- **TASK INPUTS**:
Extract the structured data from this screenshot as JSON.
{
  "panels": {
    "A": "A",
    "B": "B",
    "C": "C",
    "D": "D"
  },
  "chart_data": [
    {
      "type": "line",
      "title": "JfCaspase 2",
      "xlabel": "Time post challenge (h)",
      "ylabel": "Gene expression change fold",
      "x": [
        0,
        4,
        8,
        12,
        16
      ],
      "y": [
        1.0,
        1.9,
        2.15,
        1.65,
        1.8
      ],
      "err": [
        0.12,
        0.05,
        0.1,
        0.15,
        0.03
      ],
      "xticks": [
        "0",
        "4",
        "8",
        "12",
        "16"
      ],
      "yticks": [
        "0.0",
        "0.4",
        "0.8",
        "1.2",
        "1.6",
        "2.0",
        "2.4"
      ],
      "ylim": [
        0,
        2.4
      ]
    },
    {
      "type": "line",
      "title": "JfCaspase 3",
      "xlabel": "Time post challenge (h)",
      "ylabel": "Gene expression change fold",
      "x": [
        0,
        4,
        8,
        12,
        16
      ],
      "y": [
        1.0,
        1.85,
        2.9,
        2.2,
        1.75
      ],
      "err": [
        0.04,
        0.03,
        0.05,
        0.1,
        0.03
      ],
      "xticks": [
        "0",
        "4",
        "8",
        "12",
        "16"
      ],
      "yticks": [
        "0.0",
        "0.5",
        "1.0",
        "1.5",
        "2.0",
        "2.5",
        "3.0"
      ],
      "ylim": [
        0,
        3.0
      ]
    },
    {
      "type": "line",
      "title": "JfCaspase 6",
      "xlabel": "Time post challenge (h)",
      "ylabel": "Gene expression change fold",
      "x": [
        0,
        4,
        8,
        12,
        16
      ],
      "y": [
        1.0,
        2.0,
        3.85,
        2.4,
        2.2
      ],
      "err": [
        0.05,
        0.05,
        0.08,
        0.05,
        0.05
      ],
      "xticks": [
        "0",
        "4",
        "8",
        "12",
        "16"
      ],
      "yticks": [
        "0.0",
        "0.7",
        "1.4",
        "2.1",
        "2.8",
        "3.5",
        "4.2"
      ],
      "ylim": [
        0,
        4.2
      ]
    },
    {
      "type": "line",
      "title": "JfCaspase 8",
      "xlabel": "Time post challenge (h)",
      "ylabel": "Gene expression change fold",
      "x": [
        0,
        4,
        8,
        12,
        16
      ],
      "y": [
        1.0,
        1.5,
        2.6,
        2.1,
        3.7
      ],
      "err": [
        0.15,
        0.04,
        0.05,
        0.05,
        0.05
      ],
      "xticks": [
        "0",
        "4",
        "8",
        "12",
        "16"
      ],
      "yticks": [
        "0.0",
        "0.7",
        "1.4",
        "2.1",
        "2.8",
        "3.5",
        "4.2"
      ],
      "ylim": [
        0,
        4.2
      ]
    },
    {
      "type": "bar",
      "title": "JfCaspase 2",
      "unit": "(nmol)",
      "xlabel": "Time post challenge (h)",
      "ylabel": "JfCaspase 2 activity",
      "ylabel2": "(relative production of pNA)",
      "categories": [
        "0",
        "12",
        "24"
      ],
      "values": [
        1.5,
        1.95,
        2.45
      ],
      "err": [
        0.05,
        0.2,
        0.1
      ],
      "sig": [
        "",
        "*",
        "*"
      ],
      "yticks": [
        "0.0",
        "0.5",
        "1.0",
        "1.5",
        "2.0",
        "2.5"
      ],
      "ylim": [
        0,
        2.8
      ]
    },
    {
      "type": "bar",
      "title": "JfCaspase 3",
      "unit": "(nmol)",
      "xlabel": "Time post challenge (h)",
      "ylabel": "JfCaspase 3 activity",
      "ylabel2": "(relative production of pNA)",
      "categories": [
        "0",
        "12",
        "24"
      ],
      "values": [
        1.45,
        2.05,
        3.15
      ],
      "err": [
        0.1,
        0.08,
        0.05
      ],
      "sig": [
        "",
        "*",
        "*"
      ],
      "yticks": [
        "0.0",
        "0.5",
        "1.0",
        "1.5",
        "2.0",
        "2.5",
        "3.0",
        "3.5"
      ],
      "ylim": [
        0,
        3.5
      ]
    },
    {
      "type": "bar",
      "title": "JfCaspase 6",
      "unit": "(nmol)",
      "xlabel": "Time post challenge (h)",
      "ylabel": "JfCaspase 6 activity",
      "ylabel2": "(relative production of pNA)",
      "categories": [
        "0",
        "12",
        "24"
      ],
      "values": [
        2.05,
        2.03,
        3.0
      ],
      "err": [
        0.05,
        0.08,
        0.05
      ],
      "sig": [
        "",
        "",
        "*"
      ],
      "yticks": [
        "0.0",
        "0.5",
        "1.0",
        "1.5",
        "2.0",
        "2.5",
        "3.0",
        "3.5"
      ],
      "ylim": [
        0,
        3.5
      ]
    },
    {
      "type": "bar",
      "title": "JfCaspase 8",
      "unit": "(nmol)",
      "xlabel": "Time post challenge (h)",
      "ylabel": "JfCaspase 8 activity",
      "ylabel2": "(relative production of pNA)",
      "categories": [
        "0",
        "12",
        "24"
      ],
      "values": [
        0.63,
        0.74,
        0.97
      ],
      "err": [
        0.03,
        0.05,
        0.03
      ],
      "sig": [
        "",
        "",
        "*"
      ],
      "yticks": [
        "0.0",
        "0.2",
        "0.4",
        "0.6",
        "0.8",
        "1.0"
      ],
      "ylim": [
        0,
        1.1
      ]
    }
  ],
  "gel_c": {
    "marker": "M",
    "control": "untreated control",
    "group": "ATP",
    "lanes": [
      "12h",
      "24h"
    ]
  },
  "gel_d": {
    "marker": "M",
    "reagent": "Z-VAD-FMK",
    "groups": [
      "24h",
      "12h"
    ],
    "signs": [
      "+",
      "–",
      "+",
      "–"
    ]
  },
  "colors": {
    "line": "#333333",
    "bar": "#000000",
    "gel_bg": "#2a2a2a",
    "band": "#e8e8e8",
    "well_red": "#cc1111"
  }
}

- **PROBLEM TO WORK ON**: Transcribe the data. Leave every line exactly as it is.

- **RESULT OF THIS TASK**:
Extract the structured data from this screenshot as JSON.
{
  "panels": {
    "A": "A",
    "B": "B",
    "C": "C",
    "D": "D"
  },
  "chart_data": [
    {
      "type": "line",
      "title": "JfCaspase 2",
      "xlabel": "Time post challenge (h)",
      "ylabel": "Gene expression change fold",
      "x": [
        0,
        4,
        8,
        12,
        16
      ],
      "y": [
        1.0,
        1.9,
        2.15,
        1.65,
        1.8
      ],
      "err": [
        0.12,
        0.05,
        0.1,
        0.15,
        0.03
      ],
      "xticks": [
        "0",
        "4",
        "8",
        "12",
        "16"
      ],
      "yticks": [
        "0.0",
        "0.4",
        "0.8",
        "1.2",
        "1.6",
        "2.0",
        "2.4"
      ],
      "ylim": [
        0,
        2.4
      ]
    },
    {
      "type": "line",
      "title": "JfCaspase 3",
      "xlabel": "Time post challenge (h)",
      "ylabel": "Gene expression change fold",
      "x": [
        0,
        4,
        8,
        12,
        16
      ],
      "y": [
        1.0,
        1.85,
        2.9,
        2.2,
        1.75
      ],
      "err": [
        0.04,
        0.03,
        0.05,
        0.1,
        0.03
      ],
      "xticks": [
        "0",
        "4",
        "8",
        "12",
        "16"
      ],
      "yticks": [
        "0.0",
        "0.5",
        "1.0",
        "1.5",
        "2.0",
        "2.5",
        "3.0"
      ],
      "ylim": [
        0,
        3.0
      ]
    },
    {
      "type": "line",
      "title": "JfCaspase 6",
      "xlabel": "Time post challenge (h)",
      "ylabel": "Gene expression change fold",
      "x": [
        0,
        4,
        8,
        12,
        16
      ],
      "y": [
        1.0,
        2.0,
        3.85,
        2.4,
        2.2
      ],
      "err": [
        0.05,
        0.05,
        0.08,
        0.05,
        0.05
      ],
      "xticks": [
        "0",
        "4",
        "8",
        "12",
        "16"
      ],
      "yticks": [
        "0.0",
        "0.7",
        "1.4",
        "2.1",
        "2.8",
        "3.5",
        "4.2"
      ],
      "ylim": [
        0,
        4.2
      ]
    },
    {
      "type": "line",
      "title": "JfCaspase 8",
      "xlabel": "Time post challenge (h)",
      "ylabel": "Gene expression change fold",
      "x": [
        0,
        4,
        8,
        12,
        16
      ],
      "y": [
        1.0,
        1.5,
        2.6,
        2.1,
        3.7
      ],
      "err": [
        0.15,
        0.04,
        0.05,
        0.05,
        0.05
      ],
      "xticks": [
        "0",
        "4",
        "8",
        "12",
        "16"
      ],
      "yticks": [
        "0.0",
        "0.7",
        "1.4",
        "2.1",
        "2.8",
        "3.5",
        "4.2"
      ],
      "ylim": [
        0,
        4.2
      ]
    },
    {
      "type": "bar",
      "title": "JfCaspase 2",
      "unit": "(nmol)",
      "xlabel": "Time post challenge (h)",
      "ylabel": "JfCaspase 2 activity",
      "ylabel2": "(relative production of pNA)",
      "categories": [
        "0",
        "12",
        "24"
      ],
      "values": [
        1.5,
        1.95,
        2.45
      ],
      "err": [
        0.05,
        0.2,
        0.1
      ],
      "sig": [
        "",
        "*",
        "*"
      ],
      "yticks": [
        "0.0",
        "0.5",
        "1.0",
        "1.5",
        "2.0",
        "2.5"
      ],
      "ylim": [
        0,
        2.8
      ]
    },
    {
      "type": "bar",
      "title": "JfCaspase 3",
      "unit": "(nmol)",
      "xlabel": "Time post challenge (h)",
      "ylabel": "JfCaspase 3 activity",
      "ylabel2": "(relative production of pNA)",
      "categories": [
        "0",
        "12",
        "24"
      ],
      "values": [
        1.45,
        2.05,
        3.15
      ],
      "err": [
        0.1,
        0.08,
        0.05
      ],
      "sig": [
        "",
        "*",
        "*"
      ],
      "yticks": [
        "0.0",
        "0.5",
        "1.0",
        "1.5",
        "2.0",
        "2.5",
        "3.0",
        "3.5"
      ],
      "ylim": [
        0,
        3.5
      ]
    },
    {
      "type": "bar",
      "title": "JfCaspase 6",
      "unit": "(nmol)",
      "xlabel": "Time post challenge (h)",
      "ylabel": "JfCaspase 6 activity",
      "ylabel2": "(relative production of pNA)",
      "categories": [
        "0",
        "12",
        "24"
      ],
      "values": [
        2.05,
        2.03,
        3.0
      ],
      "err": [
        0.05,
        0.08,
        0.05
      ],
      "sig": [
        "",
        "",
        "*"
      ],
      "yticks": [
        "0.0",
        "0.5",
        "1.0",
        "1.5",
        "2.0",
        "2.5",
        "3.0",
        "3.5"
      ],
      "ylim": [
        0,
        3.5
      ]
    },
    {
      "type": "bar",
      "title": "JfCaspase 8",
      "unit": "(nmol)",
      "xlabel": "Time post challenge (h)",
      "ylabel": "JfCaspase 8 activity",
      "ylabel2": "(relative production of pNA)",
      "categories": [
        "0",
        "12",
        "24"
      ],
      "values": [
        0.63,
        0.74,
        0.97
      ],
      "err": [
        0.03,
        0.05,
        0.03
      ],
      "sig": [
        "",
        "",
        "*"
      ],
      "yticks": [
        "0.0",
        "0.2",
        "0.4",
        "0.6",
        "0.8",
        "1.0"
      ],
      "ylim": [
        0,
        1.1
      ]
    }
  ],
  "gel_c": {
    "marker": "M",
    "control": "untreated control",
    "group": "ATP",
    "lanes": [
      "12h",
      "24h"
    ]
  },
  "gel_d": {
    "marker": "M",
    "reagent": "Z-VAD-FMK",
    "groups": [
      "24h",
      "12h"
    ],
    "signs": [
      "+",
      "–",
      "+",
      "–"
    ]
  },
  "colors": {
    "line": "#333333",
    "bar": "#000000",
    "gel_bg": "#2a2a2a",
    "band": "#e8e8e8",
    "well_red": "#cc1111"
  }
}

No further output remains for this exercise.